## Data provided
----------------

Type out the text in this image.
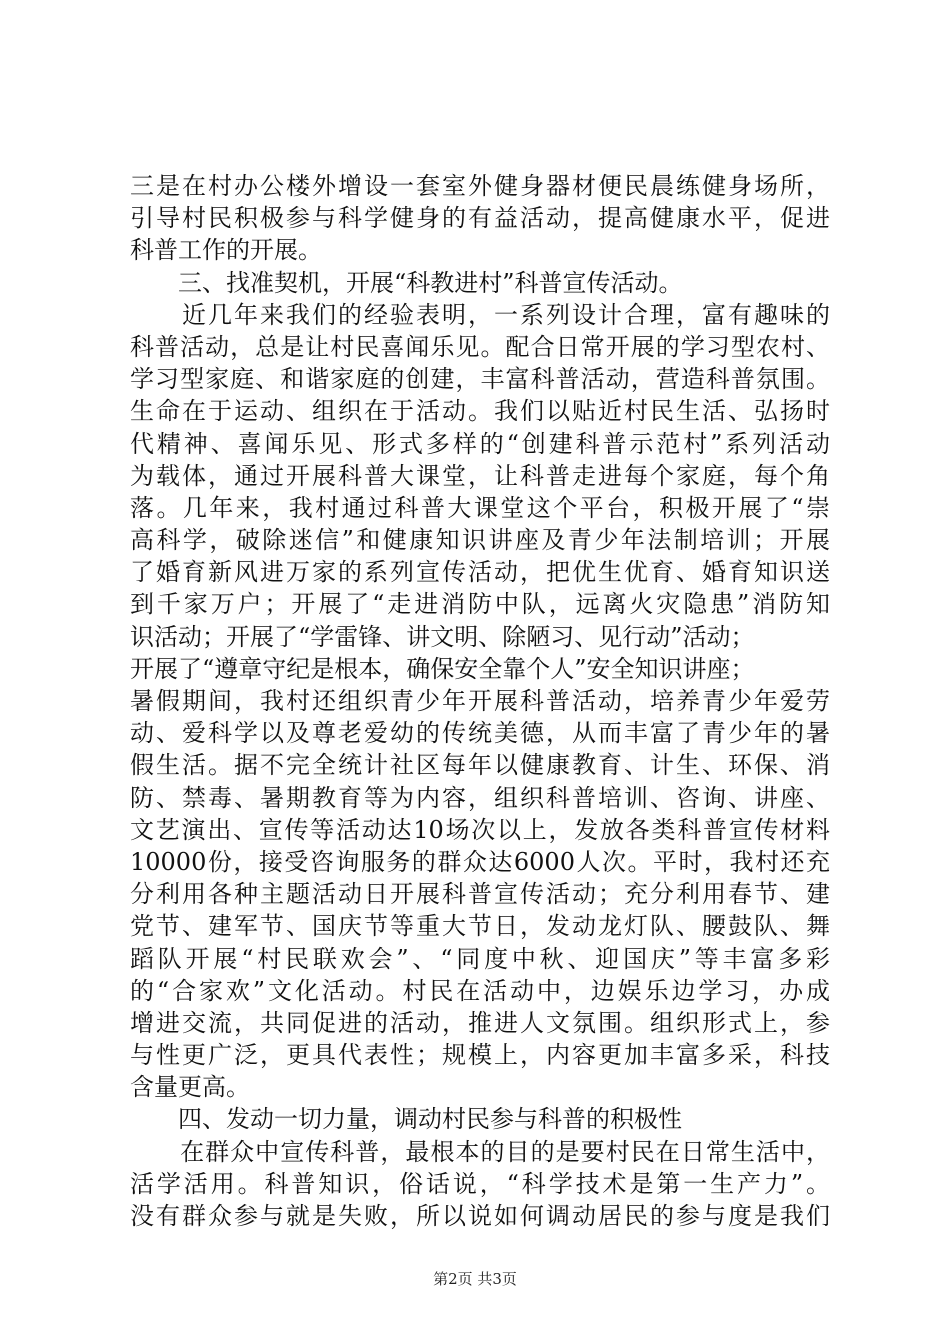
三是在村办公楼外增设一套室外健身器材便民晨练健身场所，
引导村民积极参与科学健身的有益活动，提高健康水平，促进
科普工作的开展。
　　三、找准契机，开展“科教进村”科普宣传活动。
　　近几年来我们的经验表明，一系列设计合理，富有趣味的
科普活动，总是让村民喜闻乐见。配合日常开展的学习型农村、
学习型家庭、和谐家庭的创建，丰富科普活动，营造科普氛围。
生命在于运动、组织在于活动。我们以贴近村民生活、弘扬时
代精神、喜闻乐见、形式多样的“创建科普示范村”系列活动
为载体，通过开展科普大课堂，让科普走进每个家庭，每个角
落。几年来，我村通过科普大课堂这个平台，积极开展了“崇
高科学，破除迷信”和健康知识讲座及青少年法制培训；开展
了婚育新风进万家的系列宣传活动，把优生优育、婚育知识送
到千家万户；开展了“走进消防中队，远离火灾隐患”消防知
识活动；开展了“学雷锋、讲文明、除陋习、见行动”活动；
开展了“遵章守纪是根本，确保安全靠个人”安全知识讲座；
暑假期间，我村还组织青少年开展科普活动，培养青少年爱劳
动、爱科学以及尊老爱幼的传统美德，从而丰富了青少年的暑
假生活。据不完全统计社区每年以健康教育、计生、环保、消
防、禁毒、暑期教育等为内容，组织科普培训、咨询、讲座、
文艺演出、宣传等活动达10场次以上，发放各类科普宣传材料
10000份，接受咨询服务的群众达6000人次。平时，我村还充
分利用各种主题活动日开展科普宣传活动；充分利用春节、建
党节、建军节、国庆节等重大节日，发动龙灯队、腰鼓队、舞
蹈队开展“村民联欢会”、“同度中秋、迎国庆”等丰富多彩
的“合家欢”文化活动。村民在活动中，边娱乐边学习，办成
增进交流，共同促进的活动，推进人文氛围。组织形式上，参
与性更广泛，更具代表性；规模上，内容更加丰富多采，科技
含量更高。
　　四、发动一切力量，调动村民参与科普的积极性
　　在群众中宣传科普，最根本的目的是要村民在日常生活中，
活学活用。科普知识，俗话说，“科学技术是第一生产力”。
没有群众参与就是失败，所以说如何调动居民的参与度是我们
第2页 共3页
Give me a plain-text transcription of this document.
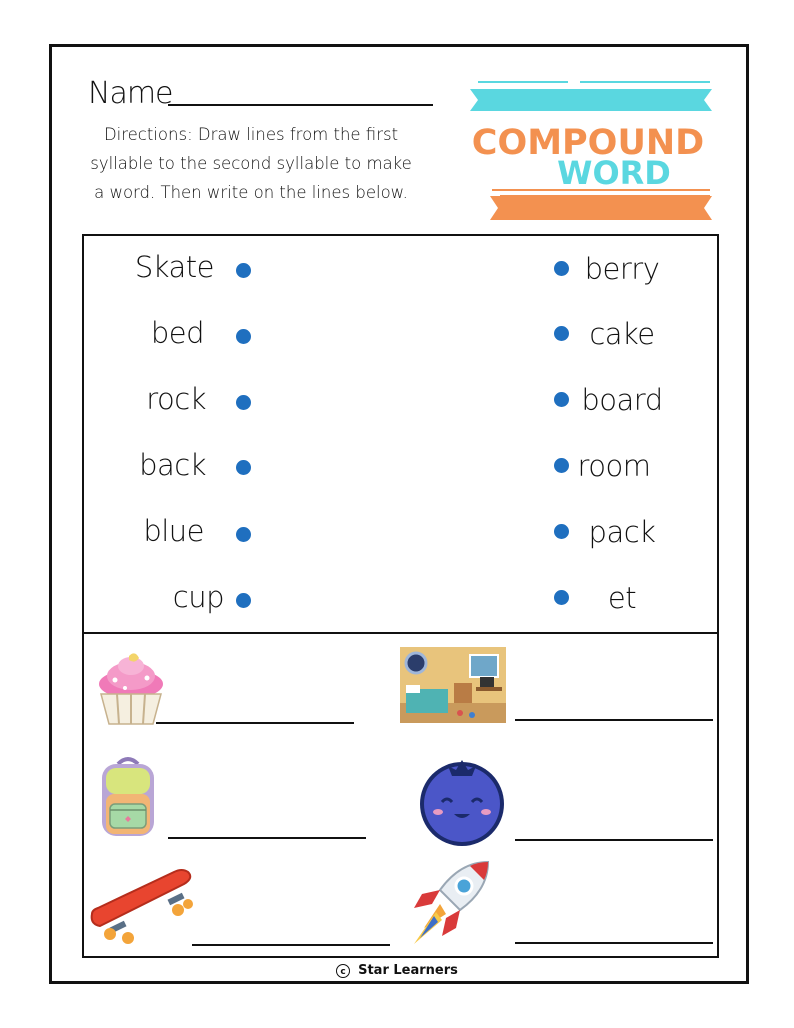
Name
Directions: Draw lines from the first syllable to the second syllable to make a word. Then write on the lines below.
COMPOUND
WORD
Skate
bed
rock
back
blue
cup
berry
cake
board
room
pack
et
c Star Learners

----------------

## Set exercise
All of the lines above should be printed exactly, minus the pictures.

## Task answer
Type out the text in this image.
三是在村办公楼外增设一套室外健身器材便民晨练健身场所，
引导村民积极参与科学健身的有益活动，提高健康水平，促进
科普工作的开展。
　　三、找准契机，开展“科教进村”科普宣传活动。
　　近几年来我们的经验表明，一系列设计合理，富有趣味的
科普活动，总是让村民喜闻乐见。配合日常开展的学习型农村、
学习型家庭、和谐家庭的创建，丰富科普活动，营造科普氛围。
生命在于运动、组织在于活动。我们以贴近村民生活、弘扬时
代精神、喜闻乐见、形式多样的“创建科普示范村”系列活动
为载体，通过开展科普大课堂，让科普走进每个家庭，每个角
落。几年来，我村通过科普大课堂这个平台，积极开展了“崇
高科学，破除迷信”和健康知识讲座及青少年法制培训；开展
了婚育新风进万家的系列宣传活动，把优生优育、婚育知识送
到千家万户；开展了“走进消防中队，远离火灾隐患”消防知
识活动；开展了“学雷锋、讲文明、除陋习、见行动”活动；
开展了“遵章守纪是根本，确保安全靠个人”安全知识讲座；
暑假期间，我村还组织青少年开展科普活动，培养青少年爱劳
动、爱科学以及尊老爱幼的传统美德，从而丰富了青少年的暑
假生活。据不完全统计社区每年以健康教育、计生、环保、消
防、禁毒、暑期教育等为内容，组织科普培训、咨询、讲座、
文艺演出、宣传等活动达10场次以上，发放各类科普宣传材料
10000份，接受咨询服务的群众达6000人次。平时，我村还充
分利用各种主题活动日开展科普宣传活动；充分利用春节、建
党节、建军节、国庆节等重大节日，发动龙灯队、腰鼓队、舞
蹈队开展“村民联欢会”、“同度中秋、迎国庆”等丰富多彩
的“合家欢”文化活动。村民在活动中，边娱乐边学习，办成
增进交流，共同促进的活动，推进人文氛围。组织形式上，参
与性更广泛，更具代表性；规模上，内容更加丰富多采，科技
含量更高。
　　四、发动一切力量，调动村民参与科普的积极性
　　在群众中宣传科普，最根本的目的是要村民在日常生活中，
活学活用。科普知识，俗话说，“科学技术是第一生产力”。
没有群众参与就是失败，所以说如何调动居民的参与度是我们
第2页 共3页
Give me a plain-text transcription of this document.
Name
Directions: Draw lines from the first syllable to the second syllable to make a word. Then write on the lines below.
COMPOUND
WORD
Skate
bed
rock
back
blue
cup
berry
cake
board
room
pack
et
c Star Learners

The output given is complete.